RECORD SET:

######

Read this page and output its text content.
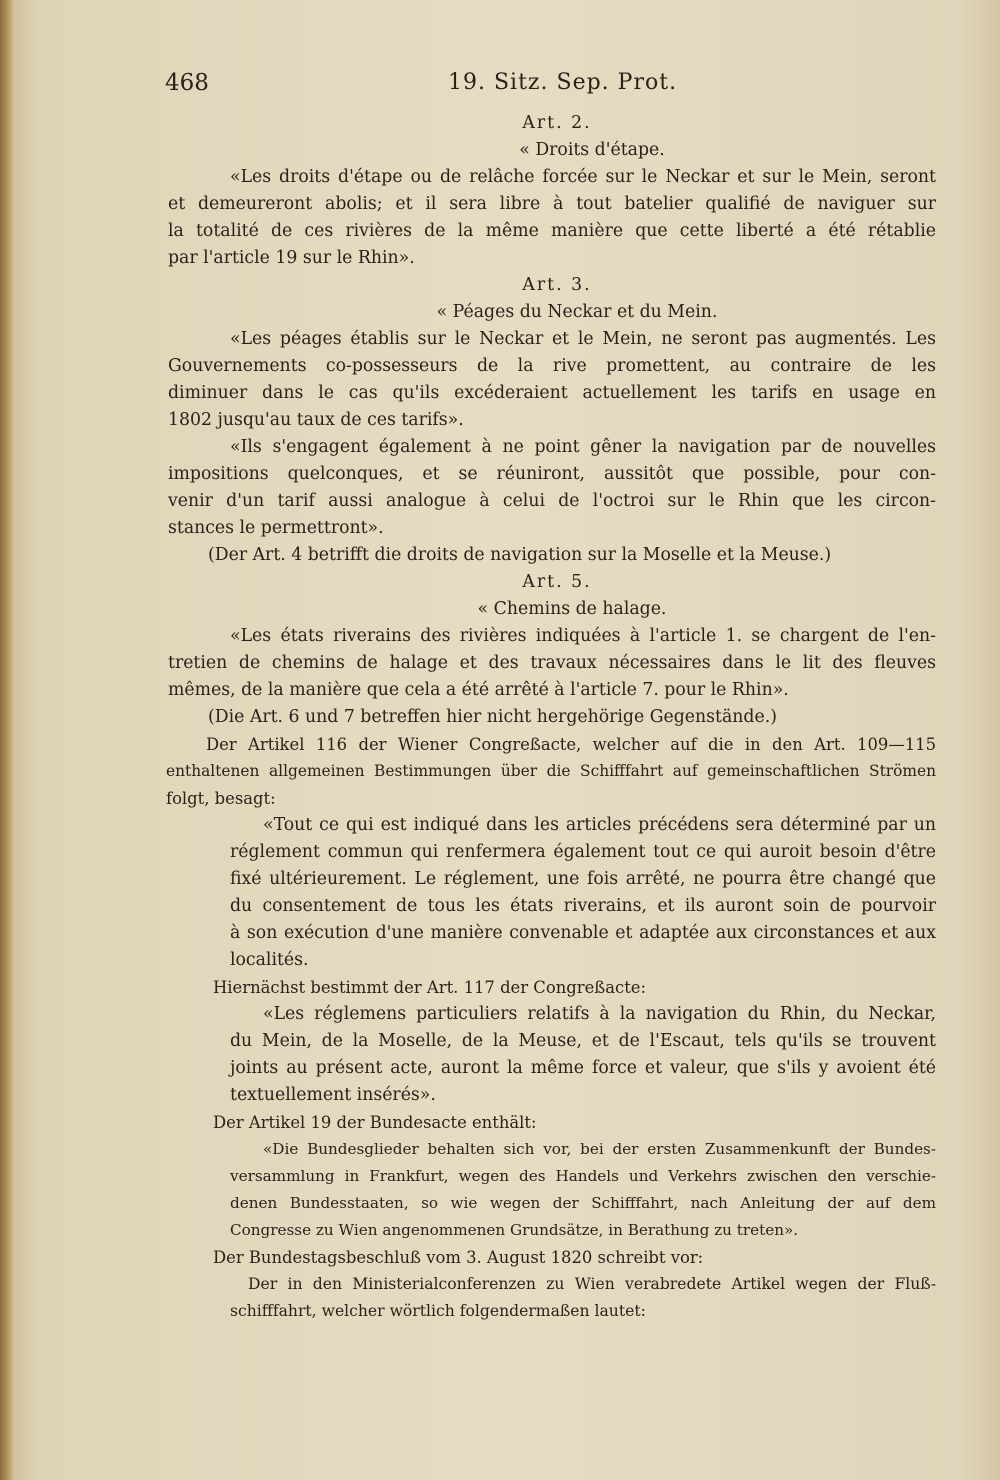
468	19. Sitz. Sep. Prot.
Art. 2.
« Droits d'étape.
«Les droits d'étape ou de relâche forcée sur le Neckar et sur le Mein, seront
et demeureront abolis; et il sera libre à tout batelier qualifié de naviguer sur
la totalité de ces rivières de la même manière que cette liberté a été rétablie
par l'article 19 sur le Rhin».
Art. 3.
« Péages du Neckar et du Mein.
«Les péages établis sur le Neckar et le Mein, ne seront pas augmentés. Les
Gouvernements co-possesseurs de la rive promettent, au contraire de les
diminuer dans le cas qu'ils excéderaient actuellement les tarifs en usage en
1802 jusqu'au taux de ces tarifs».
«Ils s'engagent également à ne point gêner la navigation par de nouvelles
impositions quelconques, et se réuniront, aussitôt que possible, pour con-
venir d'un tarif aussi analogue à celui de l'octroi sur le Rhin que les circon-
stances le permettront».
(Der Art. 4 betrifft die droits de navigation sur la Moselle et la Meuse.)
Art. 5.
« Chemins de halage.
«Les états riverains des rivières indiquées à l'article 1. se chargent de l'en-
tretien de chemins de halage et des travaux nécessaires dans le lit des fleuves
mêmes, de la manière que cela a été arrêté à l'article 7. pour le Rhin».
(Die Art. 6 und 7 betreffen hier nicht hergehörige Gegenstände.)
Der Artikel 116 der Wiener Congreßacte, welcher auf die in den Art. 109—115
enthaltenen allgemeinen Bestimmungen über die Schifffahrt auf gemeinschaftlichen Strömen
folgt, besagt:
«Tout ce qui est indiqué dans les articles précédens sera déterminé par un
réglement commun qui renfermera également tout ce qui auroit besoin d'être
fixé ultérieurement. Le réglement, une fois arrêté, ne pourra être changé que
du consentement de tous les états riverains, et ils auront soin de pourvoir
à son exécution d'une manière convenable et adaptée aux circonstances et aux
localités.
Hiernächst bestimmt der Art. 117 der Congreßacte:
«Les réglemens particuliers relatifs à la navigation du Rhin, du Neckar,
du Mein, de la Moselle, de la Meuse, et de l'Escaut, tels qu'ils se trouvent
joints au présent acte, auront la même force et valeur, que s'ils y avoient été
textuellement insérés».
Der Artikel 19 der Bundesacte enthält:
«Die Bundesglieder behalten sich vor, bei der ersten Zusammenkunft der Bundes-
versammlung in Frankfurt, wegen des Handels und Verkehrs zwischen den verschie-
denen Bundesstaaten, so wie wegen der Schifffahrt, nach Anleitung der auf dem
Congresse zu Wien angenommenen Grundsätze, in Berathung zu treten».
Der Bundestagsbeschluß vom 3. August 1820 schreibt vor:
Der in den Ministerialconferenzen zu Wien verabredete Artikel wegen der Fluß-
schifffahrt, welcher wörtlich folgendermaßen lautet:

######

TASK GOAL: Every line above with the word "être" belongs in the answer, copied as written.

OUTPUT OF THE TASK:
réglement commun qui renfermera également tout ce qui auroit besoin d'être
fixé ultérieurement. Le réglement, une fois arrêté, ne pourra être changé que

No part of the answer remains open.